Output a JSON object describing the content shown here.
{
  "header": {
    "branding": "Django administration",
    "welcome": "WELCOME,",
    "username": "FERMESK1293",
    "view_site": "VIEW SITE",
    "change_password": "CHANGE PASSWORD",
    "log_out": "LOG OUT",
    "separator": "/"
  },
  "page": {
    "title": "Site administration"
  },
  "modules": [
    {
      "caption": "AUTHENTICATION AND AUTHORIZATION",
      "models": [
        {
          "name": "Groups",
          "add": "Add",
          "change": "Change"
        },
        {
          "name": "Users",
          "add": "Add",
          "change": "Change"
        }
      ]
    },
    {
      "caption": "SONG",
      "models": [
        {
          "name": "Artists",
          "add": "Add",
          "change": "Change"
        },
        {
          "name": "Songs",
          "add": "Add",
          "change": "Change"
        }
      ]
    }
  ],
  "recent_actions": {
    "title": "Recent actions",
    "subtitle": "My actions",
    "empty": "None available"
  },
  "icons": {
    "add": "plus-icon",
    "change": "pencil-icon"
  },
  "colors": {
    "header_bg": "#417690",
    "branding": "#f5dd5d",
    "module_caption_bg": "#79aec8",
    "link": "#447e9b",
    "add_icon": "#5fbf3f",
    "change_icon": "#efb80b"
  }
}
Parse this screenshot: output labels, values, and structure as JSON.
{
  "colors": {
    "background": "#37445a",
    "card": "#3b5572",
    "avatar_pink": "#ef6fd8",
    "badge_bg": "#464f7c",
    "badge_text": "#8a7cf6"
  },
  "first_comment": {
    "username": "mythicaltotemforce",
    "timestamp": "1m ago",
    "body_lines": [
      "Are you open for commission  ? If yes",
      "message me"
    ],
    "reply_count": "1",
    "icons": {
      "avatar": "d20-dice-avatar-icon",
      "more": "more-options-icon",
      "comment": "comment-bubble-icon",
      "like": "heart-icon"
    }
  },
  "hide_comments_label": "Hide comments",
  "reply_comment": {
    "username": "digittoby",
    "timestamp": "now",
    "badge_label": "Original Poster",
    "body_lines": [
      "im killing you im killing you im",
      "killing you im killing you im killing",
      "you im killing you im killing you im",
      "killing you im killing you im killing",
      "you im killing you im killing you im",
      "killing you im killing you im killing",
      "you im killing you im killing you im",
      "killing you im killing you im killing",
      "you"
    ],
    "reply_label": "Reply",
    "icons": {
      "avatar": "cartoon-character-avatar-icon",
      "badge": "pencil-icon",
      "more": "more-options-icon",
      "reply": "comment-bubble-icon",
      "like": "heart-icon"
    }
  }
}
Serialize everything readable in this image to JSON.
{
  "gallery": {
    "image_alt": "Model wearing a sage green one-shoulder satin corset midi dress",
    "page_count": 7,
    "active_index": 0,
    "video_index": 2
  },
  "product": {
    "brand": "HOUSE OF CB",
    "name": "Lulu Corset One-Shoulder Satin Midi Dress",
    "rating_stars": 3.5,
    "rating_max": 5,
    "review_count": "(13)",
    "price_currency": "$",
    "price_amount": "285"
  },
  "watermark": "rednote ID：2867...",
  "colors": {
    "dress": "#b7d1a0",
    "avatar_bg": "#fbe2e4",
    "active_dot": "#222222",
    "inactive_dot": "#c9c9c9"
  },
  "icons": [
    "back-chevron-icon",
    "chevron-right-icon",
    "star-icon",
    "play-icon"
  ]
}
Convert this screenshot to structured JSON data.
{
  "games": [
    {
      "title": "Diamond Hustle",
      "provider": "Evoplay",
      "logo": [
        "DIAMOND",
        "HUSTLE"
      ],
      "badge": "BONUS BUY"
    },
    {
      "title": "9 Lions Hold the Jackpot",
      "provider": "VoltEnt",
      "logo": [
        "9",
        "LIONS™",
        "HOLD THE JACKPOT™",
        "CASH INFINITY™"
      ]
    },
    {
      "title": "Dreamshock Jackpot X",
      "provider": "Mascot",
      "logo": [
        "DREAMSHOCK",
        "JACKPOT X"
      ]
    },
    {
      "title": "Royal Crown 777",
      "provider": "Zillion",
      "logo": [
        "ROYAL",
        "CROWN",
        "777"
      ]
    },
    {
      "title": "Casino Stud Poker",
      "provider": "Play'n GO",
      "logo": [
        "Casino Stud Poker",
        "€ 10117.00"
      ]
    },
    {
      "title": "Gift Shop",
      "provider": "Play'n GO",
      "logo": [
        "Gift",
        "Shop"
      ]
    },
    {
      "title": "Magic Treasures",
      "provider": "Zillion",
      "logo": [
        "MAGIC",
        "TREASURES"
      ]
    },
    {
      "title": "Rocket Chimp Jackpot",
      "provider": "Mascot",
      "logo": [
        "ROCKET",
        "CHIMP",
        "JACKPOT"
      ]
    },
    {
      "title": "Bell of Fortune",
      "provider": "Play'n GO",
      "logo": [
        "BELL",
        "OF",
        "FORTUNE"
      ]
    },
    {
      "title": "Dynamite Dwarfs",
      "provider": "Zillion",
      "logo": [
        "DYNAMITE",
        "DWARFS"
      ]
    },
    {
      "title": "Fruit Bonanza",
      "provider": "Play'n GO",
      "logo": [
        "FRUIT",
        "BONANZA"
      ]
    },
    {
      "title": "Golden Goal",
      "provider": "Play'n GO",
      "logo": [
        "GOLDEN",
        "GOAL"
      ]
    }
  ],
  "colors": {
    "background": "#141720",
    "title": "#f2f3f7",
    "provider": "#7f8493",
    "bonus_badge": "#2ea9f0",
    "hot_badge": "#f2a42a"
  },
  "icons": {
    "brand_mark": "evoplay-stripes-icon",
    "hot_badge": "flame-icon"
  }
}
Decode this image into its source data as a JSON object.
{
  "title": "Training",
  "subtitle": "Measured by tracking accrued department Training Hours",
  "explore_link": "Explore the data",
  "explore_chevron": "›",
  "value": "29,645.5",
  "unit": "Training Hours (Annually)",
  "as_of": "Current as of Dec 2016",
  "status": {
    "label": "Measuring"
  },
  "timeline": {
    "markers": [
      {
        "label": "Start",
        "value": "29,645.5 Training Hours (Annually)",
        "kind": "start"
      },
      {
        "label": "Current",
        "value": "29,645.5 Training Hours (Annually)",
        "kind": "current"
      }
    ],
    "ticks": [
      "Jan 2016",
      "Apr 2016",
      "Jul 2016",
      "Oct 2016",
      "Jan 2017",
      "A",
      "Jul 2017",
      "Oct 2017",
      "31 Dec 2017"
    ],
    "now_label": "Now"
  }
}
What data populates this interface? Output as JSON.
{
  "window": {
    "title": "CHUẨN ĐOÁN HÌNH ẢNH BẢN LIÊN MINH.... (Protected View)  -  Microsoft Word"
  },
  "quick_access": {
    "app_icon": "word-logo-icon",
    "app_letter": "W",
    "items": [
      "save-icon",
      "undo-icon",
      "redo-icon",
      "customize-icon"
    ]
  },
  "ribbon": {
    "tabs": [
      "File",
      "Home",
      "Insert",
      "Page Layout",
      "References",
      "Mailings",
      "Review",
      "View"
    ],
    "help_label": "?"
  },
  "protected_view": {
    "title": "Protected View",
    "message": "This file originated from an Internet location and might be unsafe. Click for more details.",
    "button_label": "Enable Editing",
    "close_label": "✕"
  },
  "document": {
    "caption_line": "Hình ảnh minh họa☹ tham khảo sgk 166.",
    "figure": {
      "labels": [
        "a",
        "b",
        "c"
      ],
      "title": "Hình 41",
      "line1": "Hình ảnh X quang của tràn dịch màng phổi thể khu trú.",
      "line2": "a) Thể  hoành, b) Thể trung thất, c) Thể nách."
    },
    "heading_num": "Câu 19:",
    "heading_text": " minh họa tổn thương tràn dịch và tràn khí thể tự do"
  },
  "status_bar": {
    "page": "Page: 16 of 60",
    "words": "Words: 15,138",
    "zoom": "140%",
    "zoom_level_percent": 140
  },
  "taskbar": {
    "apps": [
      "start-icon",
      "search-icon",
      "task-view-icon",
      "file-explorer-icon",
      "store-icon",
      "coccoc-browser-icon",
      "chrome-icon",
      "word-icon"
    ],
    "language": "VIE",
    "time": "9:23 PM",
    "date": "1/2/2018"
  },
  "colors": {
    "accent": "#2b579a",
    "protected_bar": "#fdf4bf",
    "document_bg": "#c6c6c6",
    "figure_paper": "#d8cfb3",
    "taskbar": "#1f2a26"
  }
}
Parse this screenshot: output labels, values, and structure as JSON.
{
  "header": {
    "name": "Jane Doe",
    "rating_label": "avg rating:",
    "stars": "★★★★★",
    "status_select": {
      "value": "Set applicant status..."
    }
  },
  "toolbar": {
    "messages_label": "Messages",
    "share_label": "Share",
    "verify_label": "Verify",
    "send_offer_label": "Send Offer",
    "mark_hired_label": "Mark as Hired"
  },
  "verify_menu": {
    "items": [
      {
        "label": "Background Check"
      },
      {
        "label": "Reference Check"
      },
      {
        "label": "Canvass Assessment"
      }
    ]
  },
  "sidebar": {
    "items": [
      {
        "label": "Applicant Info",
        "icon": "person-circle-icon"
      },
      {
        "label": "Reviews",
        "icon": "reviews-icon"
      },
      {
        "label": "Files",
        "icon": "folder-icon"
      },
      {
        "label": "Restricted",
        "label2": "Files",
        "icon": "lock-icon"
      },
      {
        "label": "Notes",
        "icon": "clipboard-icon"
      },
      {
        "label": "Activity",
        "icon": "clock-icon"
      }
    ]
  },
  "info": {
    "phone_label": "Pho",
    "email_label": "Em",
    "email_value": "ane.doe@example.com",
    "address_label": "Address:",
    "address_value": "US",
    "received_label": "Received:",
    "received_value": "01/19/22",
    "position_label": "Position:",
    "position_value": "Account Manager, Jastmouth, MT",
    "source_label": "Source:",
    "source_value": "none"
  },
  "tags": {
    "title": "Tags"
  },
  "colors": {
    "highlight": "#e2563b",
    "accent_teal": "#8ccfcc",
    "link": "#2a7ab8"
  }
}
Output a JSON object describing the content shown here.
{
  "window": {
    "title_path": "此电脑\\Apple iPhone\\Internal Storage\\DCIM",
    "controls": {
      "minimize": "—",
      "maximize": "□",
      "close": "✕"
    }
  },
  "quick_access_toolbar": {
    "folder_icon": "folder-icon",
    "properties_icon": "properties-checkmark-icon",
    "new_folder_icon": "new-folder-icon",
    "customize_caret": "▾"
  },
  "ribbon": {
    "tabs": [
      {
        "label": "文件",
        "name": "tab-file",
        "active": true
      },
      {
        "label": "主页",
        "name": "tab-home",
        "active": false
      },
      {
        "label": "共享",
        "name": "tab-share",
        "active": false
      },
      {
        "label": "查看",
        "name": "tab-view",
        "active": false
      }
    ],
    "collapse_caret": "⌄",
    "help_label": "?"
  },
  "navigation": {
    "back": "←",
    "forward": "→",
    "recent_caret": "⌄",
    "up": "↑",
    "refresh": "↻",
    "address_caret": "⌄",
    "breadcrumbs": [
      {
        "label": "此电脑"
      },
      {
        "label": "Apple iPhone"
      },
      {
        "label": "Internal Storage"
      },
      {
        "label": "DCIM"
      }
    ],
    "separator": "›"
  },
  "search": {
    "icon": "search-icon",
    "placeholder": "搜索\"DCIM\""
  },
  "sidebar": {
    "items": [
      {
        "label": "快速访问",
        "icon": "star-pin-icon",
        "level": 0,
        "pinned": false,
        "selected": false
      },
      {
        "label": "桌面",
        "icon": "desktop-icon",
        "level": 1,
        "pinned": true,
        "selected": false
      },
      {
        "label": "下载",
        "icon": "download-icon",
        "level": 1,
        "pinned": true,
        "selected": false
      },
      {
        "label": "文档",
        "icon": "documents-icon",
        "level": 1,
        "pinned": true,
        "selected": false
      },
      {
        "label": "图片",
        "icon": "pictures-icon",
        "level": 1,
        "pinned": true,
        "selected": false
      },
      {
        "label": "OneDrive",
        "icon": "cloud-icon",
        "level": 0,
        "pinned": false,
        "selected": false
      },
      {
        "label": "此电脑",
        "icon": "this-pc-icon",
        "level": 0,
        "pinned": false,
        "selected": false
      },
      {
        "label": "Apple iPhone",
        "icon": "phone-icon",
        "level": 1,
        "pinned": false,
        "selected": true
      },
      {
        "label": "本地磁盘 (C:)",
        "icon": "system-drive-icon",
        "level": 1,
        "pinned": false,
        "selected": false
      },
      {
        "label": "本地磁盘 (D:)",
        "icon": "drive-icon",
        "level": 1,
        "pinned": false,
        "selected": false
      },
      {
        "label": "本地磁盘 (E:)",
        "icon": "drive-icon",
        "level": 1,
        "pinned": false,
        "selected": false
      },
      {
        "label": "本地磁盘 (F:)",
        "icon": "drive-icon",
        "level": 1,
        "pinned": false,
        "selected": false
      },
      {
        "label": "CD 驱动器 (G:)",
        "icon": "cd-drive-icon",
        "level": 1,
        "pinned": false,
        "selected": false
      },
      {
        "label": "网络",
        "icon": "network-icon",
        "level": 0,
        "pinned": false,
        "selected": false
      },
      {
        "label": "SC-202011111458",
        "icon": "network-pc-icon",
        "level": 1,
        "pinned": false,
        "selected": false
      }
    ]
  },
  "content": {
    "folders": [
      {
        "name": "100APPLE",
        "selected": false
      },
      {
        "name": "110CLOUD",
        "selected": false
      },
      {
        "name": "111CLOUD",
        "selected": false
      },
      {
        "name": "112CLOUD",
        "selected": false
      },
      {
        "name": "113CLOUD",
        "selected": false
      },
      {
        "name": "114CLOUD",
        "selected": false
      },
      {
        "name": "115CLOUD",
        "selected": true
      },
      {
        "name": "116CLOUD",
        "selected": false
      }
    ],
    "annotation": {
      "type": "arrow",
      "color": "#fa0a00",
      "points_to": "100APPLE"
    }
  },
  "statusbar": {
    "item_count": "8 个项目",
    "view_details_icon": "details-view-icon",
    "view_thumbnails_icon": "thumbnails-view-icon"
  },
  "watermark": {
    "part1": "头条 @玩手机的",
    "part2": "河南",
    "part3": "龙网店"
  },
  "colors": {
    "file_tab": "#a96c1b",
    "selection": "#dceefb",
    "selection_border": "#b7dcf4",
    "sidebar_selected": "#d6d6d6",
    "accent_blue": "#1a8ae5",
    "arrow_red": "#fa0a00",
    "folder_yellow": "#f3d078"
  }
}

◇ ◇ ◇

#### Prompt
Go through the lines above. Select every one that has the string "pencil".

#### Worked answer
    "change": "pencil-icon"
      "badge": "pencil-icon",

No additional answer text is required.